### Directive
Substitute "legend-key" for every "legend-swatch" in the listing below, and reproduce the rest of each line unchanged. Omit the pictures from your answer.

Exercise input start

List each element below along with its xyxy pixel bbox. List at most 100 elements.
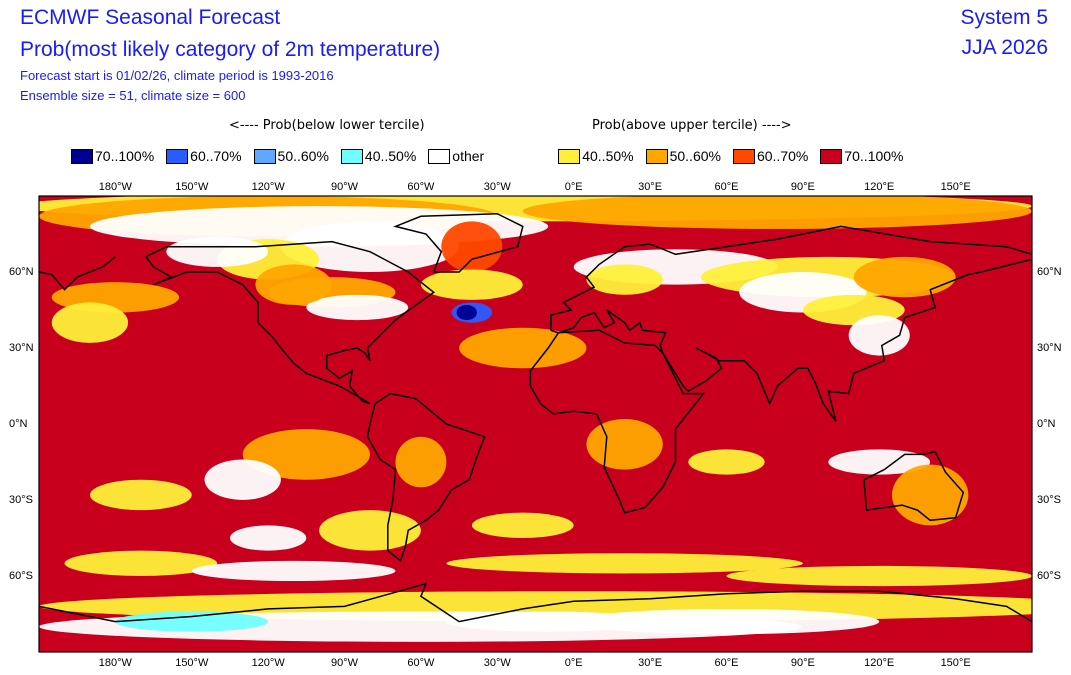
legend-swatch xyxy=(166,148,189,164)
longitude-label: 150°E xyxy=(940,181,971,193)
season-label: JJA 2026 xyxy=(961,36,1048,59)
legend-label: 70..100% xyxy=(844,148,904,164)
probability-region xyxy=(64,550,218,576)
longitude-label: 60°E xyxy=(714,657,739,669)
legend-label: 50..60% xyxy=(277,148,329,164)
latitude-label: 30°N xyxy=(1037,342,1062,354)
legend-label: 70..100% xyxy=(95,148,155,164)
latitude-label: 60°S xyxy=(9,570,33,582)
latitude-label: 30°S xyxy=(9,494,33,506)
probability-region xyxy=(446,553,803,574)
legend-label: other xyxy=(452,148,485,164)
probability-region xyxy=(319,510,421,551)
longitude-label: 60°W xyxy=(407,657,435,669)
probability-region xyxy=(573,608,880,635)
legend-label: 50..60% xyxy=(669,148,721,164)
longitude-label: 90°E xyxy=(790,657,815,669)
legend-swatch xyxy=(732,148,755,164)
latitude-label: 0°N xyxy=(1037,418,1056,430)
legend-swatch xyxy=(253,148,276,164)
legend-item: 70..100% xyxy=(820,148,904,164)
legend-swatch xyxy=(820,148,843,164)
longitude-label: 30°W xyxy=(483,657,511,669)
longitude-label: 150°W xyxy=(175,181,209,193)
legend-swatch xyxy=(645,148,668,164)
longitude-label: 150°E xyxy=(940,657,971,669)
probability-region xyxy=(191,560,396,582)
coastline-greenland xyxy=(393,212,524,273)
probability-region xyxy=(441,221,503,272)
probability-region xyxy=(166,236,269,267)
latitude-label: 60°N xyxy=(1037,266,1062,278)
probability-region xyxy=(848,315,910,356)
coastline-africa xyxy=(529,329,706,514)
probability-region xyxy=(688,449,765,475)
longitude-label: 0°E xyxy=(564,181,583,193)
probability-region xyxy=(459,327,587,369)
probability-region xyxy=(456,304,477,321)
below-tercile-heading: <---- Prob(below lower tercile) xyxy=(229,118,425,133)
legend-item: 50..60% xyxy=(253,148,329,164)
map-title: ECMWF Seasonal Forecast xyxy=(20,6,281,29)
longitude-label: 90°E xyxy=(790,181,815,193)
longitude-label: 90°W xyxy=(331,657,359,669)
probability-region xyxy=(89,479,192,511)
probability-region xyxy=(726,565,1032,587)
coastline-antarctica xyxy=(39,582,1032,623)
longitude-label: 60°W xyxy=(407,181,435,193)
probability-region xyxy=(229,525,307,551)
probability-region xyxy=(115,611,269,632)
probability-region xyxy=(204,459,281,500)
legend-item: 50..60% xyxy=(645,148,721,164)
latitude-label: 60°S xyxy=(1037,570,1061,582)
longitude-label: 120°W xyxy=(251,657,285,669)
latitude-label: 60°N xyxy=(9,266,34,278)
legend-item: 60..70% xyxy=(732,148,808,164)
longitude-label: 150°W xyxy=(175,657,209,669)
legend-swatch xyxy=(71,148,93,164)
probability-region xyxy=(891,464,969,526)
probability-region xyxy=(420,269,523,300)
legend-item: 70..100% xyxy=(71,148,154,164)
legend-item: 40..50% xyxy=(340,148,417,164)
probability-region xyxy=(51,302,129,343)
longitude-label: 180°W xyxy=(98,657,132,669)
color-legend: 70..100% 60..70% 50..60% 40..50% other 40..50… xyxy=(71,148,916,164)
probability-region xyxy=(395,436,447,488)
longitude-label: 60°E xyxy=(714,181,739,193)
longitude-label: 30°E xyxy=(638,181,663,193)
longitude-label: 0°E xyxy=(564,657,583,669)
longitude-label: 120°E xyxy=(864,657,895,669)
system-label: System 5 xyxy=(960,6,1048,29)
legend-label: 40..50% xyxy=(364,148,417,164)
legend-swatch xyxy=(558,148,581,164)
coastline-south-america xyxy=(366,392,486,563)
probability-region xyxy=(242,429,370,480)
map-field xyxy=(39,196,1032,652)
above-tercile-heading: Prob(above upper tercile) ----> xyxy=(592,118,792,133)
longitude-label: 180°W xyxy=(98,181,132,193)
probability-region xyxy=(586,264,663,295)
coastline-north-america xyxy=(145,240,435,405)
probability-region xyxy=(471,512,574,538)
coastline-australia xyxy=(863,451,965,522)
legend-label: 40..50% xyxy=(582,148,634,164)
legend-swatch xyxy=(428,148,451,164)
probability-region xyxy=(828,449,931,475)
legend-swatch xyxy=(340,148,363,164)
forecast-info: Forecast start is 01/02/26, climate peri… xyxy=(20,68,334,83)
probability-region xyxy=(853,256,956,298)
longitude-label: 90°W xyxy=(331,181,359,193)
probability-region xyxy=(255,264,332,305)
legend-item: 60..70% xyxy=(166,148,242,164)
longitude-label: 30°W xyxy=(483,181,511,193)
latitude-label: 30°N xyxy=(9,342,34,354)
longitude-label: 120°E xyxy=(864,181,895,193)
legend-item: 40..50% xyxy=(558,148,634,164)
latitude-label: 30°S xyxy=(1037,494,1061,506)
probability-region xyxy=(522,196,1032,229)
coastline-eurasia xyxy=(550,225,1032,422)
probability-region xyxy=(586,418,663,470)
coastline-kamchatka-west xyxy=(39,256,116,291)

Exercise input end

### Response to this exercise
List each element below along with its xyxy pixel bbox. List at most 100 elements.
legend-key xyxy=(166,148,189,164)
longitude-label: 150°E xyxy=(940,181,971,193)
season-label: JJA 2026 xyxy=(961,36,1048,59)
legend-label: 70..100% xyxy=(844,148,904,164)
probability-region xyxy=(64,550,218,576)
longitude-label: 60°E xyxy=(714,657,739,669)
legend-label: 50..60% xyxy=(277,148,329,164)
latitude-label: 30°N xyxy=(1037,342,1062,354)
legend-label: 70..100% xyxy=(95,148,155,164)
latitude-label: 60°S xyxy=(9,570,33,582)
latitude-label: 30°S xyxy=(9,494,33,506)
probability-region xyxy=(446,553,803,574)
legend-label: other xyxy=(452,148,485,164)
probability-region xyxy=(319,510,421,551)
longitude-label: 60°W xyxy=(407,657,435,669)
probability-region xyxy=(573,608,880,635)
legend-label: 50..60% xyxy=(669,148,721,164)
longitude-label: 90°E xyxy=(790,657,815,669)
legend-key xyxy=(732,148,755,164)
latitude-label: 0°N xyxy=(1037,418,1056,430)
legend-key xyxy=(253,148,276,164)
legend-item: 70..100% xyxy=(820,148,904,164)
legend-key xyxy=(820,148,843,164)
longitude-label: 30°W xyxy=(483,657,511,669)
longitude-label: 150°W xyxy=(175,181,209,193)
legend-key xyxy=(645,148,668,164)
longitude-label: 150°E xyxy=(940,657,971,669)
probability-region xyxy=(191,560,396,582)
coastline-greenland xyxy=(393,212,524,273)
probability-region xyxy=(441,221,503,272)
probability-region xyxy=(166,236,269,267)
latitude-label: 60°N xyxy=(1037,266,1062,278)
probability-region xyxy=(848,315,910,356)
coastline-africa xyxy=(529,329,706,514)
probability-region xyxy=(688,449,765,475)
longitude-label: 0°E xyxy=(564,181,583,193)
probability-region xyxy=(459,327,587,369)
probability-region xyxy=(456,304,477,321)
below-tercile-heading: <---- Prob(below lower tercile) xyxy=(229,118,425,133)
legend-item: 50..60% xyxy=(253,148,329,164)
map-title: ECMWF Seasonal Forecast xyxy=(20,6,281,29)
longitude-label: 90°E xyxy=(790,181,815,193)
longitude-label: 90°W xyxy=(331,657,359,669)
probability-region xyxy=(89,479,192,511)
probability-region xyxy=(726,565,1032,587)
coastline-antarctica xyxy=(39,582,1032,623)
longitude-label: 60°W xyxy=(407,181,435,193)
probability-region xyxy=(229,525,307,551)
probability-region xyxy=(115,611,269,632)
probability-region xyxy=(204,459,281,500)
legend-item: 50..60% xyxy=(645,148,721,164)
latitude-label: 60°S xyxy=(1037,570,1061,582)
longitude-label: 120°W xyxy=(251,657,285,669)
latitude-label: 60°N xyxy=(9,266,34,278)
legend-item: 60..70% xyxy=(732,148,808,164)
longitude-label: 150°W xyxy=(175,657,209,669)
legend-key xyxy=(71,148,93,164)
probability-region xyxy=(891,464,969,526)
probability-region xyxy=(420,269,523,300)
legend-item: 70..100% xyxy=(71,148,154,164)
legend-item: 40..50% xyxy=(340,148,417,164)
probability-region xyxy=(51,302,129,343)
longitude-label: 180°W xyxy=(98,657,132,669)
color-legend: 70..100% 60..70% 50..60% 40..50% other 40..50… xyxy=(71,148,916,164)
probability-region xyxy=(395,436,447,488)
longitude-label: 60°E xyxy=(714,181,739,193)
longitude-label: 30°E xyxy=(638,181,663,193)
longitude-label: 0°E xyxy=(564,657,583,669)
longitude-label: 120°E xyxy=(864,657,895,669)
system-label: System 5 xyxy=(960,6,1048,29)
legend-label: 40..50% xyxy=(364,148,417,164)
legend-key xyxy=(558,148,581,164)
coastline-south-america xyxy=(366,392,486,563)
probability-region xyxy=(242,429,370,480)
map-field xyxy=(39,196,1032,652)
above-tercile-heading: Prob(above upper tercile) ----> xyxy=(592,118,792,133)
longitude-label: 180°W xyxy=(98,181,132,193)
probability-region xyxy=(586,264,663,295)
coastline-north-america xyxy=(145,240,435,405)
probability-region xyxy=(471,512,574,538)
coastline-australia xyxy=(863,451,965,522)
legend-label: 40..50% xyxy=(582,148,634,164)
legend-key xyxy=(428,148,451,164)
probability-region xyxy=(828,449,931,475)
legend-key xyxy=(340,148,363,164)
forecast-info: Forecast start is 01/02/26, climate peri… xyxy=(20,68,334,83)
probability-region xyxy=(853,256,956,298)
longitude-label: 90°W xyxy=(331,181,359,193)
probability-region xyxy=(255,264,332,305)
legend-item: 60..70% xyxy=(166,148,242,164)
longitude-label: 30°W xyxy=(483,181,511,193)
latitude-label: 30°N xyxy=(9,342,34,354)
longitude-label: 120°E xyxy=(864,181,895,193)
legend-item: 40..50% xyxy=(558,148,634,164)
latitude-label: 30°S xyxy=(1037,494,1061,506)
probability-region xyxy=(522,196,1032,229)
coastline-eurasia xyxy=(550,225,1032,422)
probability-region xyxy=(586,418,663,470)
coastline-kamchatka-west xyxy=(39,256,116,291)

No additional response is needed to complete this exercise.